INPUT MATERIAL:
____
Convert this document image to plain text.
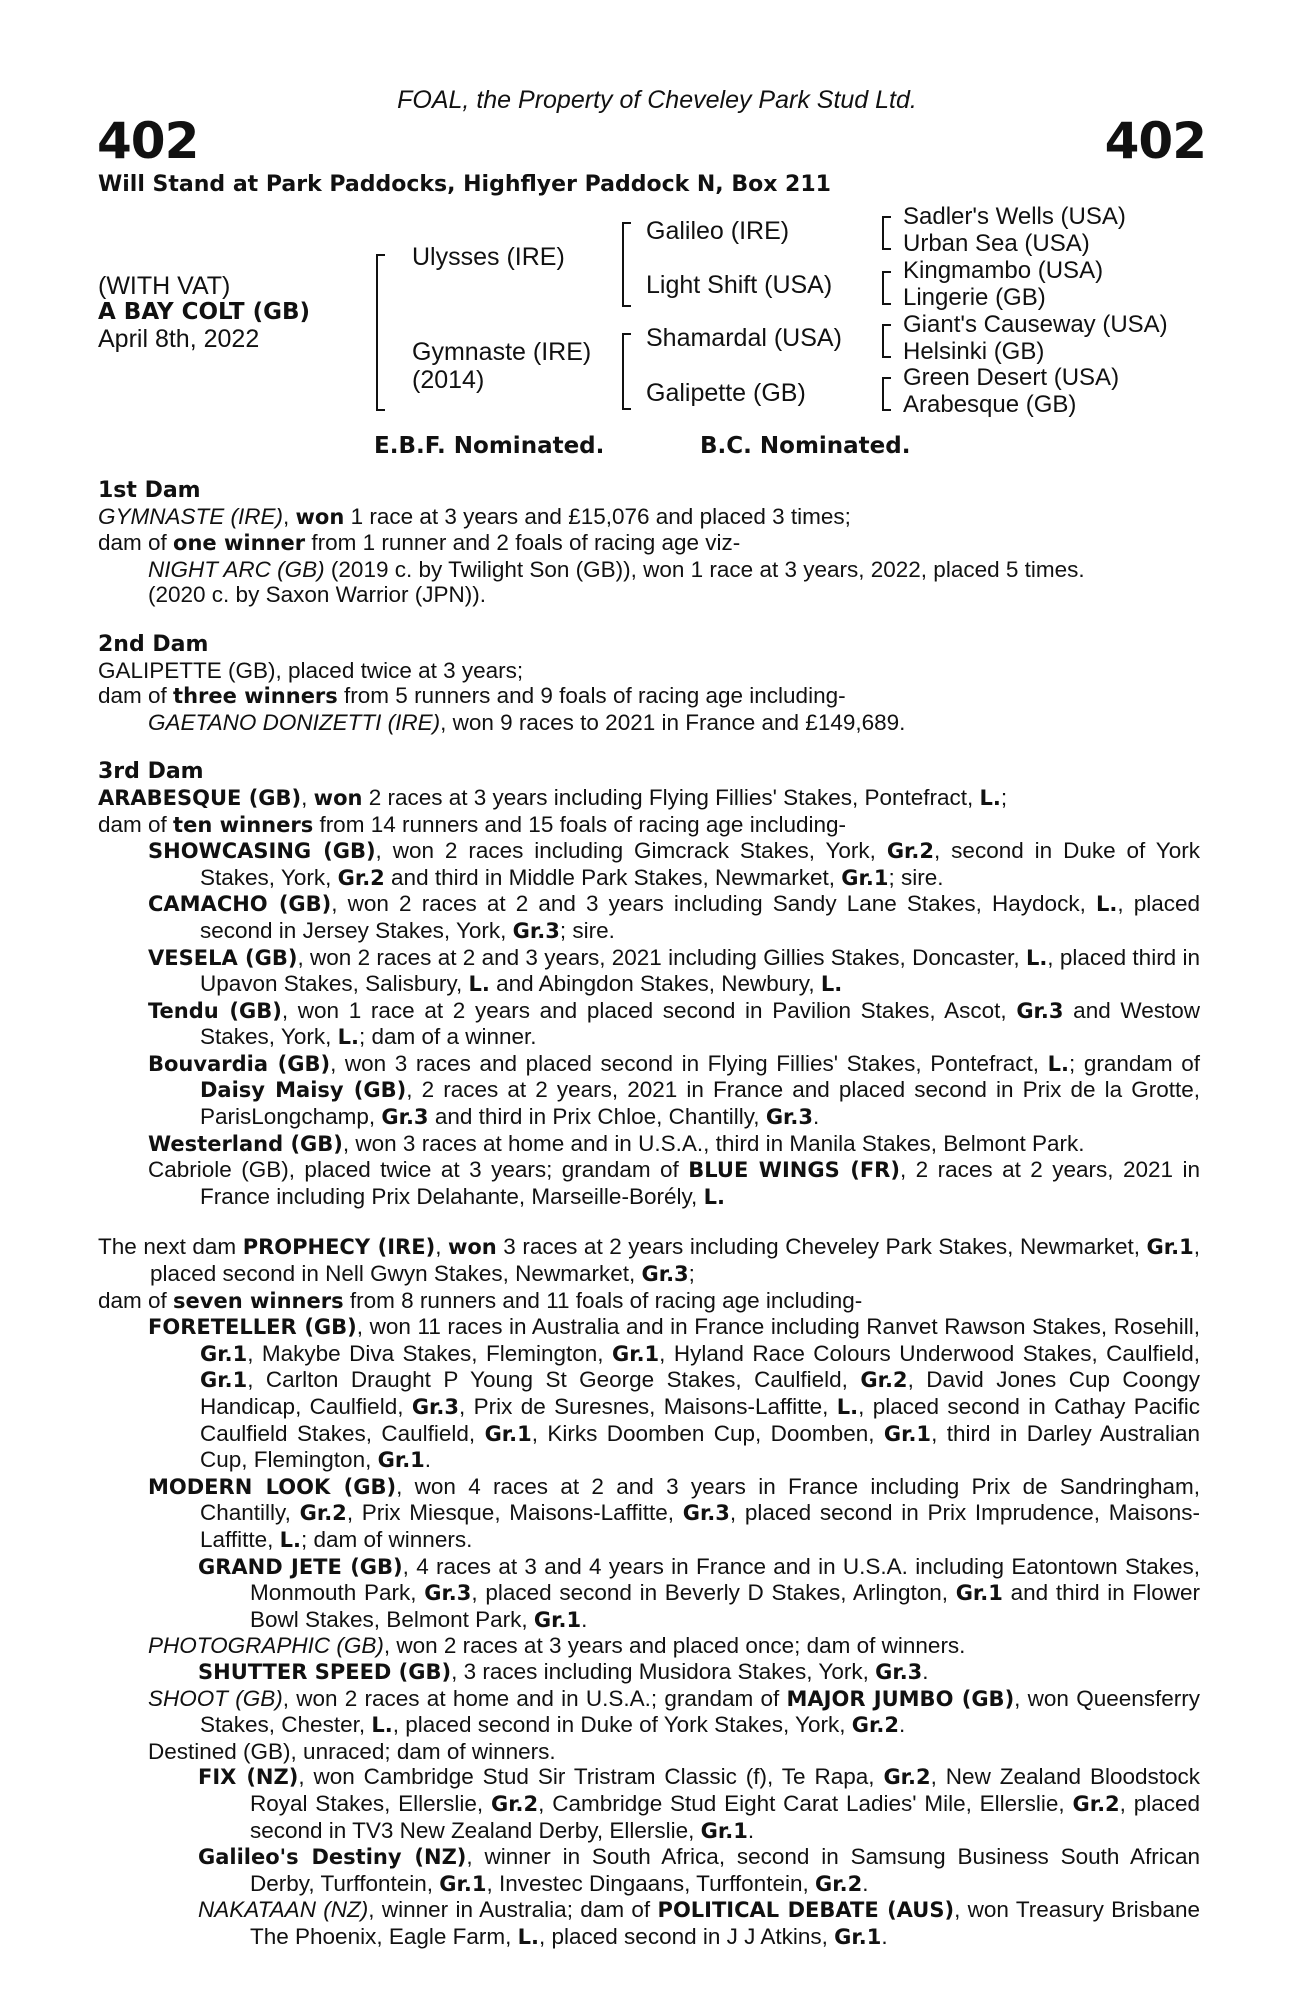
FOAL, the Property of Cheveley Park Stud Ltd.
402	402
Will Stand at Park Paddocks, Highflyer Paddock N, Box 211
(WITH VAT)
A BAY COLT (GB)
April 8th, 2022
Ulysses (IRE)
Gymnaste (IRE)
(2014)
Galileo (IRE)
Light Shift (USA)
Shamardal (USA)
Galipette (GB)
Sadler's Wells (USA)
Urban Sea (USA)
Kingmambo (USA)
Lingerie (GB)
Giant's Causeway (USA)
Helsinki (GB)
Green Desert (USA)
Arabesque (GB)
E.B.F. Nominated.	B.C. Nominated.

1st Dam

GYMNASTE (IRE), won 1 race at 3 years and £15,076 and placed 3 times;

dam of one winner from 1 runner and 2 foals of racing age viz-

NIGHT ARC (GB) (2019 c. by Twilight Son (GB)), won 1 race at 3 years, 2022, placed 5 times.

(2020 c. by Saxon Warrior (JPN)).

2nd Dam

GALIPETTE (GB), placed twice at 3 years;

dam of three winners from 5 runners and 9 foals of racing age including-

GAETANO DONIZETTI (IRE), won 9 races to 2021 in France and £149,689.

3rd Dam

ARABESQUE (GB), won 2 races at 3 years including Flying Fillies' Stakes, Pontefract, L.;

dam of ten winners from 14 runners and 15 foals of racing age including-

SHOWCASING (GB), won 2 races including Gimcrack Stakes, York, Gr.2, second in Duke of York Stakes, York, Gr.2 and third in Middle Park Stakes, Newmarket, Gr.1; sire.

CAMACHO (GB), won 2 races at 2 and 3 years including Sandy Lane Stakes, Haydock, L., placed second in Jersey Stakes, York, Gr.3; sire.

VESELA (GB), won 2 races at 2 and 3 years, 2021 including Gillies Stakes, Doncaster, L., placed third in Upavon Stakes, Salisbury, L. and Abingdon Stakes, Newbury, L.

Tendu (GB), won 1 race at 2 years and placed second in Pavilion Stakes, Ascot, Gr.3 and Westow Stakes, York, L.; dam of a winner.

Bouvardia (GB), won 3 races and placed second in Flying Fillies' Stakes, Pontefract, L.; grandam of Daisy Maisy (GB), 2 races at 2 years, 2021 in France and placed second in Prix de la Grotte, ParisLongchamp, Gr.3 and third in Prix Chloe, Chantilly, Gr.3.

Westerland (GB), won 3 races at home and in U.S.A., third in Manila Stakes, Belmont Park.

Cabriole (GB), placed twice at 3 years; grandam of BLUE WINGS (FR), 2 races at 2 years, 2021 in France including Prix Delahante, Marseille-Borély, L.

The next dam PROPHECY (IRE), won 3 races at 2 years including Cheveley Park Stakes, Newmarket, Gr.1, placed second in Nell Gwyn Stakes, Newmarket, Gr.3;

dam of seven winners from 8 runners and 11 foals of racing age including-

FORETELLER (GB), won 11 races in Australia and in France including Ranvet Rawson Stakes, Rosehill, Gr.1, Makybe Diva Stakes, Flemington, Gr.1, Hyland Race Colours Underwood Stakes, Caulfield, Gr.1, Carlton Draught P Young St George Stakes, Caulfield, Gr.2, David Jones Cup Coongy Handicap, Caulfield, Gr.3, Prix de Suresnes, Maisons-Laffitte, L., placed second in Cathay Pacific Caulfield Stakes, Caulfield, Gr.1, Kirks Doomben Cup, Doomben, Gr.1, third in Darley Australian Cup, Flemington, Gr.1.

MODERN LOOK (GB), won 4 races at 2 and 3 years in France including Prix de Sandringham, Chantilly, Gr.2, Prix Miesque, Maisons-Laffitte, Gr.3, placed second in Prix Imprudence, Maisons-Laffitte, L.; dam of winners.

GRAND JETE (GB), 4 races at 3 and 4 years in France and in U.S.A. including Eatontown Stakes, Monmouth Park, Gr.3, placed second in Beverly D Stakes, Arlington, Gr.1 and third in Flower Bowl Stakes, Belmont Park, Gr.1.

PHOTOGRAPHIC (GB), won 2 races at 3 years and placed once; dam of winners.

SHUTTER SPEED (GB), 3 races including Musidora Stakes, York, Gr.3.

SHOOT (GB), won 2 races at home and in U.S.A.; grandam of MAJOR JUMBO (GB), won Queensferry Stakes, Chester, L., placed second in Duke of York Stakes, York, Gr.2.

Destined (GB), unraced; dam of winners.

FIX (NZ), won Cambridge Stud Sir Tristram Classic (f), Te Rapa, Gr.2, New Zealand Bloodstock Royal Stakes, Ellerslie, Gr.2, Cambridge Stud Eight Carat Ladies' Mile, Ellerslie, Gr.2, placed second in TV3 New Zealand Derby, Ellerslie, Gr.1.

Galileo's Destiny (NZ), winner in South Africa, second in Samsung Business South African Derby, Turffontein, Gr.1, Investec Dingaans, Turffontein, Gr.2.

NAKATAAN (NZ), winner in Australia; dam of POLITICAL DEBATE (AUS), won Treasury Brisbane The Phoenix, Eagle Farm, L., placed second in J J Atkins, Gr.1.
____
WORK INSTRUCTIONS:
Write out all the entries word for word, but skip any images.

RESPONSE FOR THIS EXERCISE:
Convert this document image to plain text.
FOAL, the Property of Cheveley Park Stud Ltd.
402	402
Will Stand at Park Paddocks, Highflyer Paddock N, Box 211
(WITH VAT)
A BAY COLT (GB)
April 8th, 2022
Ulysses (IRE)
Gymnaste (IRE)
(2014)
Galileo (IRE)
Light Shift (USA)
Shamardal (USA)
Galipette (GB)
Sadler's Wells (USA)
Urban Sea (USA)
Kingmambo (USA)
Lingerie (GB)
Giant's Causeway (USA)
Helsinki (GB)
Green Desert (USA)
Arabesque (GB)
E.B.F. Nominated.	B.C. Nominated.

1st Dam

GYMNASTE (IRE), won 1 race at 3 years and £15,076 and placed 3 times;

dam of one winner from 1 runner and 2 foals of racing age viz-

NIGHT ARC (GB) (2019 c. by Twilight Son (GB)), won 1 race at 3 years, 2022, placed 5 times.

(2020 c. by Saxon Warrior (JPN)).

2nd Dam

GALIPETTE (GB), placed twice at 3 years;

dam of three winners from 5 runners and 9 foals of racing age including-

GAETANO DONIZETTI (IRE), won 9 races to 2021 in France and £149,689.

3rd Dam

ARABESQUE (GB), won 2 races at 3 years including Flying Fillies' Stakes, Pontefract, L.;

dam of ten winners from 14 runners and 15 foals of racing age including-

SHOWCASING (GB), won 2 races including Gimcrack Stakes, York, Gr.2, second in Duke of York Stakes, York, Gr.2 and third in Middle Park Stakes, Newmarket, Gr.1; sire.

CAMACHO (GB), won 2 races at 2 and 3 years including Sandy Lane Stakes, Haydock, L., placed second in Jersey Stakes, York, Gr.3; sire.

VESELA (GB), won 2 races at 2 and 3 years, 2021 including Gillies Stakes, Doncaster, L., placed third in Upavon Stakes, Salisbury, L. and Abingdon Stakes, Newbury, L.

Tendu (GB), won 1 race at 2 years and placed second in Pavilion Stakes, Ascot, Gr.3 and Westow Stakes, York, L.; dam of a winner.

Bouvardia (GB), won 3 races and placed second in Flying Fillies' Stakes, Pontefract, L.; grandam of Daisy Maisy (GB), 2 races at 2 years, 2021 in France and placed second in Prix de la Grotte, ParisLongchamp, Gr.3 and third in Prix Chloe, Chantilly, Gr.3.

Westerland (GB), won 3 races at home and in U.S.A., third in Manila Stakes, Belmont Park.

Cabriole (GB), placed twice at 3 years; grandam of BLUE WINGS (FR), 2 races at 2 years, 2021 in France including Prix Delahante, Marseille-Borély, L.

The next dam PROPHECY (IRE), won 3 races at 2 years including Cheveley Park Stakes, Newmarket, Gr.1, placed second in Nell Gwyn Stakes, Newmarket, Gr.3;

dam of seven winners from 8 runners and 11 foals of racing age including-

FORETELLER (GB), won 11 races in Australia and in France including Ranvet Rawson Stakes, Rosehill, Gr.1, Makybe Diva Stakes, Flemington, Gr.1, Hyland Race Colours Underwood Stakes, Caulfield, Gr.1, Carlton Draught P Young St George Stakes, Caulfield, Gr.2, David Jones Cup Coongy Handicap, Caulfield, Gr.3, Prix de Suresnes, Maisons-Laffitte, L., placed second in Cathay Pacific Caulfield Stakes, Caulfield, Gr.1, Kirks Doomben Cup, Doomben, Gr.1, third in Darley Australian Cup, Flemington, Gr.1.

MODERN LOOK (GB), won 4 races at 2 and 3 years in France including Prix de Sandringham, Chantilly, Gr.2, Prix Miesque, Maisons-Laffitte, Gr.3, placed second in Prix Imprudence, Maisons-Laffitte, L.; dam of winners.

GRAND JETE (GB), 4 races at 3 and 4 years in France and in U.S.A. including Eatontown Stakes, Monmouth Park, Gr.3, placed second in Beverly D Stakes, Arlington, Gr.1 and third in Flower Bowl Stakes, Belmont Park, Gr.1.

PHOTOGRAPHIC (GB), won 2 races at 3 years and placed once; dam of winners.

SHUTTER SPEED (GB), 3 races including Musidora Stakes, York, Gr.3.

SHOOT (GB), won 2 races at home and in U.S.A.; grandam of MAJOR JUMBO (GB), won Queensferry Stakes, Chester, L., placed second in Duke of York Stakes, York, Gr.2.

Destined (GB), unraced; dam of winners.

FIX (NZ), won Cambridge Stud Sir Tristram Classic (f), Te Rapa, Gr.2, New Zealand Bloodstock Royal Stakes, Ellerslie, Gr.2, Cambridge Stud Eight Carat Ladies' Mile, Ellerslie, Gr.2, placed second in TV3 New Zealand Derby, Ellerslie, Gr.1.

Galileo's Destiny (NZ), winner in South Africa, second in Samsung Business South African Derby, Turffontein, Gr.1, Investec Dingaans, Turffontein, Gr.2.

NAKATAAN (NZ), winner in Australia; dam of POLITICAL DEBATE (AUS), won Treasury Brisbane The Phoenix, Eagle Farm, L., placed second in J J Atkins, Gr.1.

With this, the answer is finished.